* [INPUT]:
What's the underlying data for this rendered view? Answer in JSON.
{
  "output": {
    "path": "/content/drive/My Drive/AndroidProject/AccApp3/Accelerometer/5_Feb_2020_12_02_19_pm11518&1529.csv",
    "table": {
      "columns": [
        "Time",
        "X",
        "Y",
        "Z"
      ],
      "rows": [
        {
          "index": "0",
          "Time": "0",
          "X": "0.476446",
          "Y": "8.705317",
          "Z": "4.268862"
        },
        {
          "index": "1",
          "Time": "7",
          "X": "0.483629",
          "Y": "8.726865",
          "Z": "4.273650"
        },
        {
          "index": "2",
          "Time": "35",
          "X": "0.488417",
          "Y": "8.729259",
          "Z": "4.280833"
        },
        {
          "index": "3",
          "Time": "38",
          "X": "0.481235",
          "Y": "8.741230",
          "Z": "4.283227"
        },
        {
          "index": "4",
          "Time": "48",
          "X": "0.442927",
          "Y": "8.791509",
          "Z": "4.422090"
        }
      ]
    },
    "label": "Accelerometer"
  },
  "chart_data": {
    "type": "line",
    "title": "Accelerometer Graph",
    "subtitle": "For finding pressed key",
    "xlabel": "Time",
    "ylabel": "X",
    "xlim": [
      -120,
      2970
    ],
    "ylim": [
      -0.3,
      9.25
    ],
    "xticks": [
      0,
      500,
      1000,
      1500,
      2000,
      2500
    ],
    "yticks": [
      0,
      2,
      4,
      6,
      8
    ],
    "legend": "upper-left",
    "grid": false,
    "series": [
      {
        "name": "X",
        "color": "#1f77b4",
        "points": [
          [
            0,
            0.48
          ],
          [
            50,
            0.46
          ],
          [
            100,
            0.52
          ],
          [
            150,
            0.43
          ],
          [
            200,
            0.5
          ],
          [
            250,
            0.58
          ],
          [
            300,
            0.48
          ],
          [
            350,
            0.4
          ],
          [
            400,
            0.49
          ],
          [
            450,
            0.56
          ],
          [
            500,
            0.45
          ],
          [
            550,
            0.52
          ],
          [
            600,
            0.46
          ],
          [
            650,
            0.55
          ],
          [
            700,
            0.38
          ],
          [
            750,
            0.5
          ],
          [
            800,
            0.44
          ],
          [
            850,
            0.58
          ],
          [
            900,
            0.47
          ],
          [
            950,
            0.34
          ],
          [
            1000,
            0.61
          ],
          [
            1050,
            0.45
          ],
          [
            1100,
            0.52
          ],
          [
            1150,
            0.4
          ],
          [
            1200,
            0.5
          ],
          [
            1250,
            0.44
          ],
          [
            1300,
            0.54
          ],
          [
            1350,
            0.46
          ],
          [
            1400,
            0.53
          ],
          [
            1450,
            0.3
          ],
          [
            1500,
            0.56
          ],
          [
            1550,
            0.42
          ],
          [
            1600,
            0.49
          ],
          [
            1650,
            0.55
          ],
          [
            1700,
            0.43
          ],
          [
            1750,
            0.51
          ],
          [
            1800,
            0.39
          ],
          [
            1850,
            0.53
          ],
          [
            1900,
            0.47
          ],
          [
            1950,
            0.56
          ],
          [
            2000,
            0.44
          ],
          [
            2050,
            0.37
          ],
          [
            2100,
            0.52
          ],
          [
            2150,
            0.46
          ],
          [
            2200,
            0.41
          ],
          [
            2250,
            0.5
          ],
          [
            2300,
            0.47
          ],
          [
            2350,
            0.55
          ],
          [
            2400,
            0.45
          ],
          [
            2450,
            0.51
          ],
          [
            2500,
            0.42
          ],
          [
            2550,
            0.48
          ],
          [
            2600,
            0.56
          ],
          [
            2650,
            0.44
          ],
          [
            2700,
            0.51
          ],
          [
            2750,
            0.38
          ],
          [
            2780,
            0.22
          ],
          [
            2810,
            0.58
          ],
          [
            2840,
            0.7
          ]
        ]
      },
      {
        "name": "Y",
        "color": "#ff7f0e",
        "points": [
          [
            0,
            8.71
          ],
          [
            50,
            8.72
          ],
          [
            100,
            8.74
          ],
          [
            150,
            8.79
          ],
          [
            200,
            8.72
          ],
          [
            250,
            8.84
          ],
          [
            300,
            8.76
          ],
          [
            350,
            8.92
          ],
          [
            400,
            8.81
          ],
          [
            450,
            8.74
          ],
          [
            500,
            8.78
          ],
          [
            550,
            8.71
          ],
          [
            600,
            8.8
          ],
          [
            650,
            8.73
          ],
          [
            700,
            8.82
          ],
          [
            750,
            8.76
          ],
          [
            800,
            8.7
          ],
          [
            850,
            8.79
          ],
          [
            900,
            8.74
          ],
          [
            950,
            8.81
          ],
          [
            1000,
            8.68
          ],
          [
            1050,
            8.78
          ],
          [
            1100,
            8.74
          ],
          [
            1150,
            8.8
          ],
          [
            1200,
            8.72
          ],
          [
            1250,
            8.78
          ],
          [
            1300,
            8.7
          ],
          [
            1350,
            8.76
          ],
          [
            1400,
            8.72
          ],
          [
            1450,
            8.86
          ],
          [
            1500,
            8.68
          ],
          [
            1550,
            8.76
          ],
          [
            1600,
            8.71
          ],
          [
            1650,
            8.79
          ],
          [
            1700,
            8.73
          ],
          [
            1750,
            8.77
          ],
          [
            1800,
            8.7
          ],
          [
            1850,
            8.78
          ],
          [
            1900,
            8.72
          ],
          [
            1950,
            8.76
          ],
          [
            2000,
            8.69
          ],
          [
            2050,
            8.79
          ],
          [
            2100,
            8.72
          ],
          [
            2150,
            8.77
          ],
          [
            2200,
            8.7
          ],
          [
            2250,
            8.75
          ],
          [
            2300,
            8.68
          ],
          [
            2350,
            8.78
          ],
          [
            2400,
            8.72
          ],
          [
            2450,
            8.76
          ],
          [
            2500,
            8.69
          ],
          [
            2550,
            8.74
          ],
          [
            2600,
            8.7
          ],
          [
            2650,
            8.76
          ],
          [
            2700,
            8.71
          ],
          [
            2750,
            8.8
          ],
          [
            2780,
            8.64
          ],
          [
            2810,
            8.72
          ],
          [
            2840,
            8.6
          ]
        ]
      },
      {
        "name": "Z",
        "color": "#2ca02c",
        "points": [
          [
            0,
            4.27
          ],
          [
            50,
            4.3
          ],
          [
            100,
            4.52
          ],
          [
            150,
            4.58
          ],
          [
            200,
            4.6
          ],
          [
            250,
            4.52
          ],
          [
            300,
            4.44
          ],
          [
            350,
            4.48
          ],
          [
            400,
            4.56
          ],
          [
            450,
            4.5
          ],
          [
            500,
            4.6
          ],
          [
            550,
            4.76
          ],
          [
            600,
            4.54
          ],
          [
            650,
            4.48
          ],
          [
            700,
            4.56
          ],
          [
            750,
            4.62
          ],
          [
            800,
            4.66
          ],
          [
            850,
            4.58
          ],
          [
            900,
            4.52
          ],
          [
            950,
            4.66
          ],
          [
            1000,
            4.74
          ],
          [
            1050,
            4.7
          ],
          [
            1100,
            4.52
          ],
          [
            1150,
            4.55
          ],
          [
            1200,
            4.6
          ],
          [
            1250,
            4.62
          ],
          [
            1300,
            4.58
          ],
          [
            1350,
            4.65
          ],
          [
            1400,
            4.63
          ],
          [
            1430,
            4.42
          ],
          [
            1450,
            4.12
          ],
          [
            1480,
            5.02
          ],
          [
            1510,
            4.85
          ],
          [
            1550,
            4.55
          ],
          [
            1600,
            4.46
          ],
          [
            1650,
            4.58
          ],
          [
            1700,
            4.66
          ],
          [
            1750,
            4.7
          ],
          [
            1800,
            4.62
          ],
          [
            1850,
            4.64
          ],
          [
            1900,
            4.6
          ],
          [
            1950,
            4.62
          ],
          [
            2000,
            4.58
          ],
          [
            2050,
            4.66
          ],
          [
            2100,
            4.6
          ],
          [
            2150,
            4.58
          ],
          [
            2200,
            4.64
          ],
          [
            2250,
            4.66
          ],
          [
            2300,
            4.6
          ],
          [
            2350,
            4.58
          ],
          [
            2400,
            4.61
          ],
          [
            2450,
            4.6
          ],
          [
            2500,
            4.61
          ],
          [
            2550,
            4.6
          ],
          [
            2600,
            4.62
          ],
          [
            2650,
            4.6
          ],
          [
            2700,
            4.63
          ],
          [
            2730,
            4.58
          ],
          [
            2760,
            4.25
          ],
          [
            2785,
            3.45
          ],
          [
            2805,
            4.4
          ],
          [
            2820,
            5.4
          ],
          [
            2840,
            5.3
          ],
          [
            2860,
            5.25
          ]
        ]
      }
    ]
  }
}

* [WHAT NEEDS TO BE DONE]: Say the number of lines in the records above that include the string "index", and no more.

* [TASK OUTPUT]: 5